== Working data ==

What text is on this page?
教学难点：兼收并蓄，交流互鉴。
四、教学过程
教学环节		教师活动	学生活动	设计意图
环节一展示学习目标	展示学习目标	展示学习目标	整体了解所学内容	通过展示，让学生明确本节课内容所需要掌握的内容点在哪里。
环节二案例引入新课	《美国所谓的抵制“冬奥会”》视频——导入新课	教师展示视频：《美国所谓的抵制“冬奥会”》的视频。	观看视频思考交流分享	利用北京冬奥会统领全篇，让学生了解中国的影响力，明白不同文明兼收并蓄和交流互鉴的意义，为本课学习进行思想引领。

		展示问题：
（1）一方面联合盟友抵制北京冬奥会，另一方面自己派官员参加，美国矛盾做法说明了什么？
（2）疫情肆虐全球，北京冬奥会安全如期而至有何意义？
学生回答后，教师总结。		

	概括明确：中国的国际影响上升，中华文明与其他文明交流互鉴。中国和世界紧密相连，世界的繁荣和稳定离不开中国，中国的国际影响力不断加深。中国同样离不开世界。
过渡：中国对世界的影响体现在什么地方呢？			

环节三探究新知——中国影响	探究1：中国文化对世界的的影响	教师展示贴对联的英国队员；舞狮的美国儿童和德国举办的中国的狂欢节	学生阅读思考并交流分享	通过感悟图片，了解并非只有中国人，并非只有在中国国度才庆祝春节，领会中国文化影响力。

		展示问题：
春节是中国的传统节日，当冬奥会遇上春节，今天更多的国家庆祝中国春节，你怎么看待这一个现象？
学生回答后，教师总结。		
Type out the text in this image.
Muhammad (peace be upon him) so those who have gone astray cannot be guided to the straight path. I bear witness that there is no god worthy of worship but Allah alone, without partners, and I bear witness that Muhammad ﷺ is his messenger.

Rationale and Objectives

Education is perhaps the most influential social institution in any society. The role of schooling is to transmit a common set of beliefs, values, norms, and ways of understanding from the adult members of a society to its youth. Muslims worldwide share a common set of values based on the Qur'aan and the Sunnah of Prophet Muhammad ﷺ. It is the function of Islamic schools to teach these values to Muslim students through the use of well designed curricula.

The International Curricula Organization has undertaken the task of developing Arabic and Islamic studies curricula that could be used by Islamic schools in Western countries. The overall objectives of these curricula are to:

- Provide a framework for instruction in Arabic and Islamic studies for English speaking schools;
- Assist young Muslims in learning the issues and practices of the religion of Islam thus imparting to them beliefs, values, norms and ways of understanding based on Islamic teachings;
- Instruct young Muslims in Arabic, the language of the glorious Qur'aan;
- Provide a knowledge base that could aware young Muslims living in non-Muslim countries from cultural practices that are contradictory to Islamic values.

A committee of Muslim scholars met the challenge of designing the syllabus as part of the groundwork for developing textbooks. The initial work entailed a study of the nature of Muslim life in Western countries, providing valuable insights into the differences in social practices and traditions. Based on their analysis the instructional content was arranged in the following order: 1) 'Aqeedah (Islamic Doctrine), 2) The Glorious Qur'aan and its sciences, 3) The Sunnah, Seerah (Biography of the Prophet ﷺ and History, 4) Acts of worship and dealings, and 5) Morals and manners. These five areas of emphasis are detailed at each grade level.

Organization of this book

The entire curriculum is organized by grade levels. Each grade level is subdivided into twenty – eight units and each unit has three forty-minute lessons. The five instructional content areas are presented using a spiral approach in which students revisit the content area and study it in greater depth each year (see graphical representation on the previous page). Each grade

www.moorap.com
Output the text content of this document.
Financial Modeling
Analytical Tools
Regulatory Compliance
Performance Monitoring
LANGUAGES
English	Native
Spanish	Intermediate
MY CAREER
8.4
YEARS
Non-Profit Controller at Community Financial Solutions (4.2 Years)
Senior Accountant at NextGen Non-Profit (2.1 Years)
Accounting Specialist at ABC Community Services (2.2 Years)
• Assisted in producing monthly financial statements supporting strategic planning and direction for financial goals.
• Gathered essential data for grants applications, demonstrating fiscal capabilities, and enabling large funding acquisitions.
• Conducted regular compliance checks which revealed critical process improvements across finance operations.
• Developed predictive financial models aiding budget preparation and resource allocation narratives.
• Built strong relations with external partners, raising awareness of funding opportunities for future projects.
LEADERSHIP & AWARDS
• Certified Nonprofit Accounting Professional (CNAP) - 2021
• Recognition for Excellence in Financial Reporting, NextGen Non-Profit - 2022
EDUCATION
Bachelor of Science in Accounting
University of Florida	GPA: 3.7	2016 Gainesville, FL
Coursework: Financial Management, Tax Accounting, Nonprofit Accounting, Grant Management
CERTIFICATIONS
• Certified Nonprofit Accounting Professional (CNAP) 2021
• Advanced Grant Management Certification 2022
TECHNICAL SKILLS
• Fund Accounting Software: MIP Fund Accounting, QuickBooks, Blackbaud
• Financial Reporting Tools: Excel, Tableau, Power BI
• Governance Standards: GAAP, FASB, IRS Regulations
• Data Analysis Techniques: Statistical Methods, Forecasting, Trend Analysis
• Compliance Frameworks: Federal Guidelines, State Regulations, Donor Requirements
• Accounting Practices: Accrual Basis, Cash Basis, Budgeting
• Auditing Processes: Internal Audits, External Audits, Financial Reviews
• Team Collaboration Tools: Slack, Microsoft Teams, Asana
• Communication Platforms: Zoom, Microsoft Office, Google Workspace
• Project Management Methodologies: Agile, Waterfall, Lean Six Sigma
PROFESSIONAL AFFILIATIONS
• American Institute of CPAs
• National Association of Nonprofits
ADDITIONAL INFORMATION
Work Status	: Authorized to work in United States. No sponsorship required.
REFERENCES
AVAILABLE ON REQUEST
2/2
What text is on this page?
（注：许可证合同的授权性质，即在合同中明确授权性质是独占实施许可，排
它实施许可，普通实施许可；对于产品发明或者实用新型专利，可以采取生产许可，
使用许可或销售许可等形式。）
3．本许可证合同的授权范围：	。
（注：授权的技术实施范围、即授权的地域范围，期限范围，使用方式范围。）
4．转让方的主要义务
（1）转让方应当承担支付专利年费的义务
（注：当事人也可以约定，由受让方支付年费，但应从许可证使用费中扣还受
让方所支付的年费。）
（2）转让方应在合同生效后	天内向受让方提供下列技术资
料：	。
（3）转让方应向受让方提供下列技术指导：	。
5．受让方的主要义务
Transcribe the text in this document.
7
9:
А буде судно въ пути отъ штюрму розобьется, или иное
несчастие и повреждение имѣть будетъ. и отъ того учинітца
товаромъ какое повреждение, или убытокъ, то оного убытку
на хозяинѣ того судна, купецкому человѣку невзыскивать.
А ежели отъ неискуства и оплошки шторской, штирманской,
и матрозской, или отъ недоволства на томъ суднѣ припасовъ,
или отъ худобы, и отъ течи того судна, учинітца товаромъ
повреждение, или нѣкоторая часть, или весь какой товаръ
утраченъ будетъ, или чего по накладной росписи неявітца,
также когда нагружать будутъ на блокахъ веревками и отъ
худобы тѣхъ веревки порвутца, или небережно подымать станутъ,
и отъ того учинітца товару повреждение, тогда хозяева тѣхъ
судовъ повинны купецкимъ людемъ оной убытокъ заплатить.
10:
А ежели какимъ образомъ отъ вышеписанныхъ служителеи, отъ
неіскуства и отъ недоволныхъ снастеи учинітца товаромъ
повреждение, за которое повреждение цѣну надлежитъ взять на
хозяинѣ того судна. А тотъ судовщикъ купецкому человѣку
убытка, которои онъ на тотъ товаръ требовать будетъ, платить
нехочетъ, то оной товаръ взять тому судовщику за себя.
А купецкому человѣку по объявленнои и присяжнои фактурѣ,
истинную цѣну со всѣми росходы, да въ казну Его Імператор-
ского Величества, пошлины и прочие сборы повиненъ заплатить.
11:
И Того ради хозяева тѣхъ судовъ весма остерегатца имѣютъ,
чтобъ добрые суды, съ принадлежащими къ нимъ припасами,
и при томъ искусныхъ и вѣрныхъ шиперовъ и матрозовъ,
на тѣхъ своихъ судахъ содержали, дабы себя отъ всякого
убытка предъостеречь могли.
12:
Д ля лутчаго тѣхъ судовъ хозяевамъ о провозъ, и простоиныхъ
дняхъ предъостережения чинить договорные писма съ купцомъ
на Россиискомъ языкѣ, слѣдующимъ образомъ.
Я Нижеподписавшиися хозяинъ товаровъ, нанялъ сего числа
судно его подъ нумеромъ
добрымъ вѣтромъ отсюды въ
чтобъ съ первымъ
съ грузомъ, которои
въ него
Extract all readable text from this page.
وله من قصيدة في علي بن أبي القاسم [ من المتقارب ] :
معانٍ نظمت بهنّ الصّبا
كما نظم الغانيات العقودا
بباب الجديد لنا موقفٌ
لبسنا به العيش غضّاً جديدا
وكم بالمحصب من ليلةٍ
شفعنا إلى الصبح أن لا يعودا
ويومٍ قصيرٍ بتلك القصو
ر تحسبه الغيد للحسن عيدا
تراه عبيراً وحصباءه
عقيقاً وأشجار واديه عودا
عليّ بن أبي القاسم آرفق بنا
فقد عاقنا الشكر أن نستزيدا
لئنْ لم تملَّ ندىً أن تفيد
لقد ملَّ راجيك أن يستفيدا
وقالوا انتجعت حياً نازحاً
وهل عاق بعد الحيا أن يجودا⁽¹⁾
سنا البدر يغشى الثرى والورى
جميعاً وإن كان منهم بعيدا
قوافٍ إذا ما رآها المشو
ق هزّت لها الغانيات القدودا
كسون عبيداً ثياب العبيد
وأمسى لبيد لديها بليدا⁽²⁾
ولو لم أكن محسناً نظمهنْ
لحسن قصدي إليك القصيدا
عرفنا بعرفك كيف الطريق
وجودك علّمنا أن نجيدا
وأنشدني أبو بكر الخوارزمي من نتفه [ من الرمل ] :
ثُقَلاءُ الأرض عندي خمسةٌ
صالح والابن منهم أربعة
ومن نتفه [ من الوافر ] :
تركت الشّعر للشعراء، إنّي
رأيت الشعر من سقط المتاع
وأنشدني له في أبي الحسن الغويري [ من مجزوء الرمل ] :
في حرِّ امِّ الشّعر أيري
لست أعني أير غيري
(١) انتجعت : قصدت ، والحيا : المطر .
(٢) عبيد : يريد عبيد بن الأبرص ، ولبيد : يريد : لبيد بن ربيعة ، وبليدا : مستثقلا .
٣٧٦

===

▶ [Work to complete] Search the records for the string "товаръ" and return every line in which it occurs.

▶ [Finished task]
повреждение, или нѣкоторая часть, или весь какой товаръ
убытка, которои онъ на тотъ товаръ требовать будетъ, платить
нехочетъ, то оной товаръ взять тому судовщику за себя.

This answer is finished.